* _WHAT YOU ARE ASKED TO DO_:
Among the entries below, find the lines with "sculpting" and copy them.

Dataset entries:
:::

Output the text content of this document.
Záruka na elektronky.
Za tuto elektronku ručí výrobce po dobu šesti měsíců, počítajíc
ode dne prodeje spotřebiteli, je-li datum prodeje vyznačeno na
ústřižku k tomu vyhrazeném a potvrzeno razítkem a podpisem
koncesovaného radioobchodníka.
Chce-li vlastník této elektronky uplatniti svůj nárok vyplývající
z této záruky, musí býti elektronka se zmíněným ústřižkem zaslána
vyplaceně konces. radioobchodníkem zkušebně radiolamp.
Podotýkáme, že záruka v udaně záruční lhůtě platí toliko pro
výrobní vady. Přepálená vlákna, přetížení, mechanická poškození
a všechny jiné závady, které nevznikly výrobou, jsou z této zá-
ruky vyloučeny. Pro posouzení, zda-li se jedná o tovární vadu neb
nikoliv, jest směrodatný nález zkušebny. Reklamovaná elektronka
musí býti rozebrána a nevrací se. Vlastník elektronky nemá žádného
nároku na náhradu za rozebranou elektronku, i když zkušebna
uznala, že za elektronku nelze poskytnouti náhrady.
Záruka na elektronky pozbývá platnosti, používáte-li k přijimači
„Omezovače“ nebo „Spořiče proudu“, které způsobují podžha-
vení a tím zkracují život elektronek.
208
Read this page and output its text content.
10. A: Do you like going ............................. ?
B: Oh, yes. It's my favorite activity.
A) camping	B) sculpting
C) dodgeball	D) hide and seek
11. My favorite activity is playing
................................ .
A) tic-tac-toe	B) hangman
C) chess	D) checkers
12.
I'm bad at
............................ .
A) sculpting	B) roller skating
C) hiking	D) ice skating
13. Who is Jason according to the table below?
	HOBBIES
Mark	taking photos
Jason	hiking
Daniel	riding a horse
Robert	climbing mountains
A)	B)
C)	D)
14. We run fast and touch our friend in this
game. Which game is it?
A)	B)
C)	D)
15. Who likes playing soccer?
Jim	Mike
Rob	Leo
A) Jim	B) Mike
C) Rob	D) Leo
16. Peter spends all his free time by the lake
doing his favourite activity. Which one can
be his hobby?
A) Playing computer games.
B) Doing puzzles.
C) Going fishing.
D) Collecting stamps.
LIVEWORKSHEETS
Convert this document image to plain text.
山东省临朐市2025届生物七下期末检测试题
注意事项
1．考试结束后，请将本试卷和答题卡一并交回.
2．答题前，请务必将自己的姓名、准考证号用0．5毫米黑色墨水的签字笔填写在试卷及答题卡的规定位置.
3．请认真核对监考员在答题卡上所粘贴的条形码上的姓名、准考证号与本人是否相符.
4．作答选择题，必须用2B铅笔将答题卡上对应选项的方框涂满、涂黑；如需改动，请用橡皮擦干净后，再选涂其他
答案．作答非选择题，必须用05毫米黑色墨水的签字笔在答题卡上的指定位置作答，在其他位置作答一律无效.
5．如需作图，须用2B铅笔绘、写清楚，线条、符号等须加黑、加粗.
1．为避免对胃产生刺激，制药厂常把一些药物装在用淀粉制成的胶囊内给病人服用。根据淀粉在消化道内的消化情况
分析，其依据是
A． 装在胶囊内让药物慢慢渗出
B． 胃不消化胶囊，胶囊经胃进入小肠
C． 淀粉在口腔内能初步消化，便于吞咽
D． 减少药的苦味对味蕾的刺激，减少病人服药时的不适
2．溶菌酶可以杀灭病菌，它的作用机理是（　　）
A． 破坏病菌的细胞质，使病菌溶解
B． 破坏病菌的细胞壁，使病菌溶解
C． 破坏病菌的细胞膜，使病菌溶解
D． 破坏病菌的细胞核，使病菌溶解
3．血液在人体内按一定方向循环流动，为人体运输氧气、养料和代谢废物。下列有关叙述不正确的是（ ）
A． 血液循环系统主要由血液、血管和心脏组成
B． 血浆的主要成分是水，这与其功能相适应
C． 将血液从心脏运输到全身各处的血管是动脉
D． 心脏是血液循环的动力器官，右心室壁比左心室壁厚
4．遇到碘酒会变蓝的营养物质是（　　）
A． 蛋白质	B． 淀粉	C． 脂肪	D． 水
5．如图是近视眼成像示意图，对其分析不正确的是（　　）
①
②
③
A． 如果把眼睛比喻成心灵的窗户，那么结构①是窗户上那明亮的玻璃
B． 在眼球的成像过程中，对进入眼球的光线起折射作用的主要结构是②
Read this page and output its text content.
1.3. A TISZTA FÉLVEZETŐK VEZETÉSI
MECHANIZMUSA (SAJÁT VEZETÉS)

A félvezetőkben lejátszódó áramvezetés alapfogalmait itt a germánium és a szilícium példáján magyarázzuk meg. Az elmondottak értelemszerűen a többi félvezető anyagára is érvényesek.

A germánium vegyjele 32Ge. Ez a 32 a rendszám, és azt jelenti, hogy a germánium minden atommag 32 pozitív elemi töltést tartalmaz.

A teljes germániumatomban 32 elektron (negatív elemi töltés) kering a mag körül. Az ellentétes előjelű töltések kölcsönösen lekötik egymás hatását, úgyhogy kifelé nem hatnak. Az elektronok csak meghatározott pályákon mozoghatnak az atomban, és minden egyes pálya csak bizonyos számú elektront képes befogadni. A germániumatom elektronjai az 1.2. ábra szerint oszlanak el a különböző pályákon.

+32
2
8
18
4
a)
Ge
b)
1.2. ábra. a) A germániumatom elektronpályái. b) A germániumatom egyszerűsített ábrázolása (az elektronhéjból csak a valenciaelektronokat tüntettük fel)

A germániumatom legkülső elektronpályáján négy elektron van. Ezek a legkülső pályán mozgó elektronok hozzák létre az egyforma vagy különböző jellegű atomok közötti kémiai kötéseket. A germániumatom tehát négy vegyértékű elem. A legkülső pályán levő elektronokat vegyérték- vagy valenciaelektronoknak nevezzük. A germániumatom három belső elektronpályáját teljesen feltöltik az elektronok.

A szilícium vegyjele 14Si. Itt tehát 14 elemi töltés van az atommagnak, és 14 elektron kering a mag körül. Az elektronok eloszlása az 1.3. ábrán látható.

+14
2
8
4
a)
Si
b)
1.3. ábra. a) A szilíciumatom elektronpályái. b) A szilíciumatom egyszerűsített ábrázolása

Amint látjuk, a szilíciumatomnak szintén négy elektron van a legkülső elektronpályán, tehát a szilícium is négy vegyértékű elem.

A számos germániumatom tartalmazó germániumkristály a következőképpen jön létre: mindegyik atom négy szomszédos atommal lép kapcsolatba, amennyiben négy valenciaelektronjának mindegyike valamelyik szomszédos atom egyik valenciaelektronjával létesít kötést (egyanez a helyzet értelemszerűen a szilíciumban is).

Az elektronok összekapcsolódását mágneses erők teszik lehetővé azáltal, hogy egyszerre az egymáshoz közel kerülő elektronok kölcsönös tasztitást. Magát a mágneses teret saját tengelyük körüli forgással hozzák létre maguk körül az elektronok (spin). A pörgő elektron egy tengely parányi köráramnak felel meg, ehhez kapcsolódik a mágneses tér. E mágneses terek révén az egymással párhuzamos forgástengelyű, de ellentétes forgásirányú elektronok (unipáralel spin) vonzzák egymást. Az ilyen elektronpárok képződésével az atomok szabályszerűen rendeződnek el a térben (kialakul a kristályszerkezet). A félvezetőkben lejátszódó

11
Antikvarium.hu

:::

* _ANSWER TO THE PROBLEM_:
A) camping	B) sculpting
A) sculpting	B) roller skating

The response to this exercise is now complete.